▶ _Records provided_:
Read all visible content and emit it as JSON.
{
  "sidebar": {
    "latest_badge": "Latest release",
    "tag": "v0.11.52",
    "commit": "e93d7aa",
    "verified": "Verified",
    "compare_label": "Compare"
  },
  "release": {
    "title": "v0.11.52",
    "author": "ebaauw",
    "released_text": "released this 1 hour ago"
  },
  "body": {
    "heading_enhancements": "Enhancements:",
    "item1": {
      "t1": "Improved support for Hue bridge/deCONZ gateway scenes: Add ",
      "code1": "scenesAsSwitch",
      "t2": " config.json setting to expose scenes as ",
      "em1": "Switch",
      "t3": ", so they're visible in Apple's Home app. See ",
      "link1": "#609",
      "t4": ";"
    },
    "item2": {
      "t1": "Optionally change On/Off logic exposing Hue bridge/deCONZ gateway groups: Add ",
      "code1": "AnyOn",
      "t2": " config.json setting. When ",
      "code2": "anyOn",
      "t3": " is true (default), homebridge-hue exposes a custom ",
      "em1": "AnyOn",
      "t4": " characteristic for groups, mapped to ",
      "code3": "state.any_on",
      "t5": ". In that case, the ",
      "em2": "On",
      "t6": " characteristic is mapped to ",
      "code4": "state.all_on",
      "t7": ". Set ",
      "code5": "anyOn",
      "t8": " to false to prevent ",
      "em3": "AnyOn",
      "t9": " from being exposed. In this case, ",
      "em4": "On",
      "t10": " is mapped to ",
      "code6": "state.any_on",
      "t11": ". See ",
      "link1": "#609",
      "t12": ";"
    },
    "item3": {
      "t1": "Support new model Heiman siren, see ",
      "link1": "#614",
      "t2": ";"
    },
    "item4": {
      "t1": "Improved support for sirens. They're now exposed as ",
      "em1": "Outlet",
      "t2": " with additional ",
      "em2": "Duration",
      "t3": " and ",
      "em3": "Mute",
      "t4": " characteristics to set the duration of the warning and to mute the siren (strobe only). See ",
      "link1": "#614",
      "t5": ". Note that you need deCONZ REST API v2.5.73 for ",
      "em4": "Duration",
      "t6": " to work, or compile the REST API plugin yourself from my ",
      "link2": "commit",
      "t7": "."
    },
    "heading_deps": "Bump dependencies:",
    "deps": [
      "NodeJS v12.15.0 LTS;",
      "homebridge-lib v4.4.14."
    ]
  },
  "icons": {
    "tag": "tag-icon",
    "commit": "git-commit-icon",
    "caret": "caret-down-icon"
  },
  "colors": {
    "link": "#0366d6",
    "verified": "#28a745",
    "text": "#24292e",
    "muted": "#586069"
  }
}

▶ _To do_: Restate the listing above word for word.

▶ _Response_:
Read all visible content and emit it as JSON.
{
  "sidebar": {
    "latest_badge": "Latest release",
    "tag": "v0.11.52",
    "commit": "e93d7aa",
    "verified": "Verified",
    "compare_label": "Compare"
  },
  "release": {
    "title": "v0.11.52",
    "author": "ebaauw",
    "released_text": "released this 1 hour ago"
  },
  "body": {
    "heading_enhancements": "Enhancements:",
    "item1": {
      "t1": "Improved support for Hue bridge/deCONZ gateway scenes: Add ",
      "code1": "scenesAsSwitch",
      "t2": " config.json setting to expose scenes as ",
      "em1": "Switch",
      "t3": ", so they're visible in Apple's Home app. See ",
      "link1": "#609",
      "t4": ";"
    },
    "item2": {
      "t1": "Optionally change On/Off logic exposing Hue bridge/deCONZ gateway groups: Add ",
      "code1": "AnyOn",
      "t2": " config.json setting. When ",
      "code2": "anyOn",
      "t3": " is true (default), homebridge-hue exposes a custom ",
      "em1": "AnyOn",
      "t4": " characteristic for groups, mapped to ",
      "code3": "state.any_on",
      "t5": ". In that case, the ",
      "em2": "On",
      "t6": " characteristic is mapped to ",
      "code4": "state.all_on",
      "t7": ". Set ",
      "code5": "anyOn",
      "t8": " to false to prevent ",
      "em3": "AnyOn",
      "t9": " from being exposed. In this case, ",
      "em4": "On",
      "t10": " is mapped to ",
      "code6": "state.any_on",
      "t11": ". See ",
      "link1": "#609",
      "t12": ";"
    },
    "item3": {
      "t1": "Support new model Heiman siren, see ",
      "link1": "#614",
      "t2": ";"
    },
    "item4": {
      "t1": "Improved support for sirens. They're now exposed as ",
      "em1": "Outlet",
      "t2": " with additional ",
      "em2": "Duration",
      "t3": " and ",
      "em3": "Mute",
      "t4": " characteristics to set the duration of the warning and to mute the siren (strobe only). See ",
      "link1": "#614",
      "t5": ". Note that you need deCONZ REST API v2.5.73 for ",
      "em4": "Duration",
      "t6": " to work, or compile the REST API plugin yourself from my ",
      "link2": "commit",
      "t7": "."
    },
    "heading_deps": "Bump dependencies:",
    "deps": [
      "NodeJS v12.15.0 LTS;",
      "homebridge-lib v4.4.14."
    ]
  },
  "icons": {
    "tag": "tag-icon",
    "commit": "git-commit-icon",
    "caret": "caret-down-icon"
  },
  "colors": {
    "link": "#0366d6",
    "verified": "#28a745",
    "text": "#24292e",
    "muted": "#586069"
  }
}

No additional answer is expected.